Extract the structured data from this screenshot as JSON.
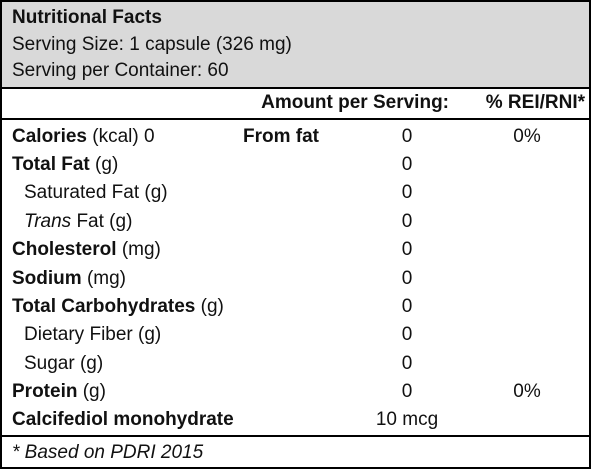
{
  "header": {
    "title": "Nutritional Facts",
    "serving_size": "Serving Size: 1 capsule (326 mg)",
    "servings": "Serving per Container: 60"
  },
  "table": {
    "columns": [
      "Amount per Serving:",
      "% REI/RNI*"
    ],
    "rows": [
      {
        "name": "Calories",
        "unit": "(kcal) 0",
        "extra": "From fat",
        "amount": "0",
        "percent": "0%"
      },
      {
        "name": "Total Fat",
        "unit": "(g)",
        "amount": "0"
      },
      {
        "name": "Saturated Fat (g)",
        "amount": "0"
      },
      {
        "name": "Trans",
        "unit": "Fat (g)",
        "amount": "0"
      },
      {
        "name": "Cholesterol",
        "unit": "(mg)",
        "amount": "0"
      },
      {
        "name": "Sodium",
        "unit": "(mg)",
        "amount": "0"
      },
      {
        "name": "Total Carbohydrates",
        "unit": "(g)",
        "amount": "0"
      },
      {
        "name": "Dietary Fiber (g)",
        "amount": "0"
      },
      {
        "name": "Sugar (g)",
        "amount": "0"
      },
      {
        "name": "Protein",
        "unit": "(g)",
        "amount": "0",
        "percent": "0%"
      },
      {
        "name": "Calcifediol monohydrate",
        "amount": "10 mcg"
      }
    ]
  },
  "footnote": "* Based on PDRI 2015"
}
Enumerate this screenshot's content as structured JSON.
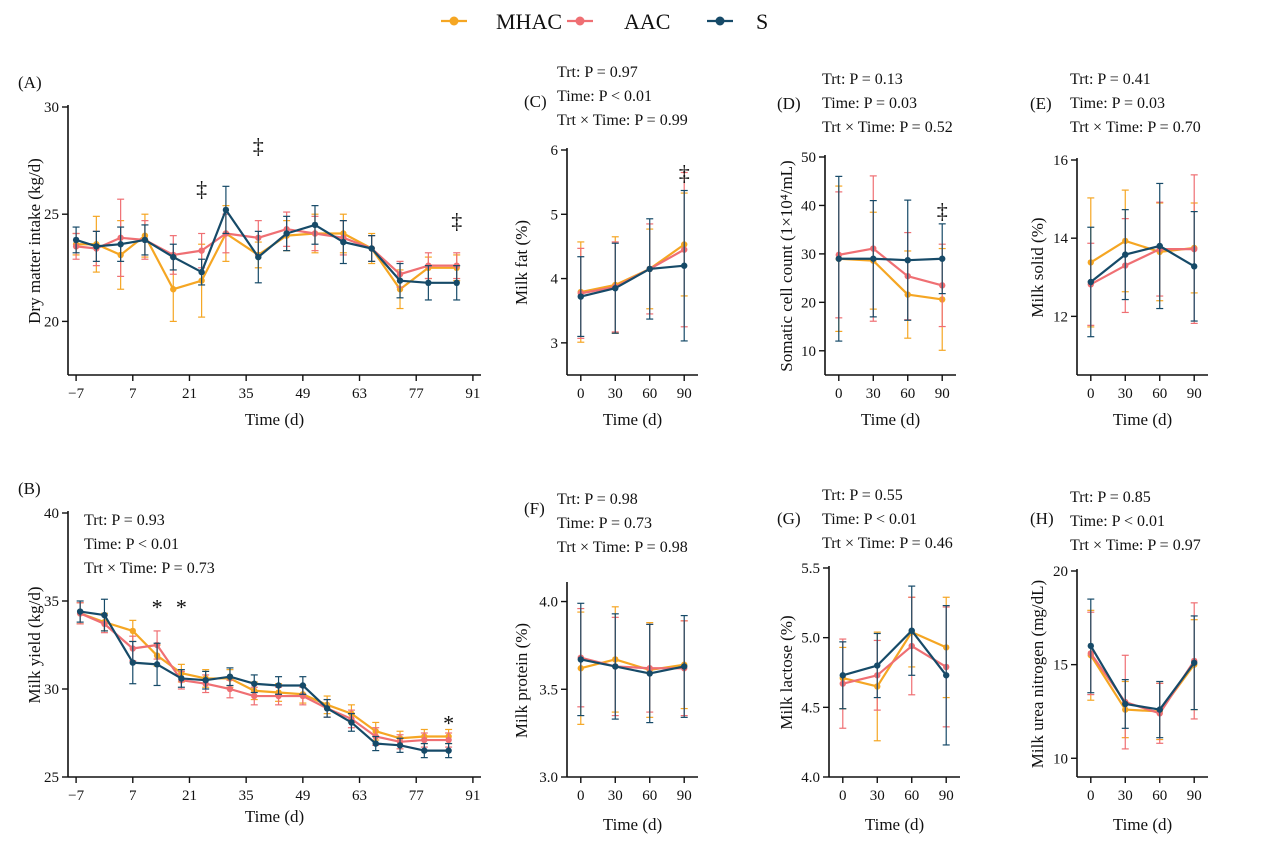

[Problem statement] From the first line to the last, repeat the records exactly, leaving out the pictures.

[Task solution]
Extract the structured data from this screenshot as JSON.
{
  "header": {
    "title": "Nutritional Facts",
    "serving_size": "Serving Size: 1 capsule (326 mg)",
    "servings": "Serving per Container: 60"
  },
  "table": {
    "columns": [
      "Amount per Serving:",
      "% REI/RNI*"
    ],
    "rows": [
      {
        "name": "Calories",
        "unit": "(kcal) 0",
        "extra": "From fat",
        "amount": "0",
        "percent": "0%"
      },
      {
        "name": "Total Fat",
        "unit": "(g)",
        "amount": "0"
      },
      {
        "name": "Saturated Fat (g)",
        "amount": "0"
      },
      {
        "name": "Trans",
        "unit": "Fat (g)",
        "amount": "0"
      },
      {
        "name": "Cholesterol",
        "unit": "(mg)",
        "amount": "0"
      },
      {
        "name": "Sodium",
        "unit": "(mg)",
        "amount": "0"
      },
      {
        "name": "Total Carbohydrates",
        "unit": "(g)",
        "amount": "0"
      },
      {
        "name": "Dietary Fiber (g)",
        "amount": "0"
      },
      {
        "name": "Sugar (g)",
        "amount": "0"
      },
      {
        "name": "Protein",
        "unit": "(g)",
        "amount": "0",
        "percent": "0%"
      },
      {
        "name": "Calcifediol monohydrate",
        "amount": "10 mcg"
      }
    ]
  },
  "footnote": "* Based on PDRI 2015"
}
Enumerate this screenshot's content as structured JSON.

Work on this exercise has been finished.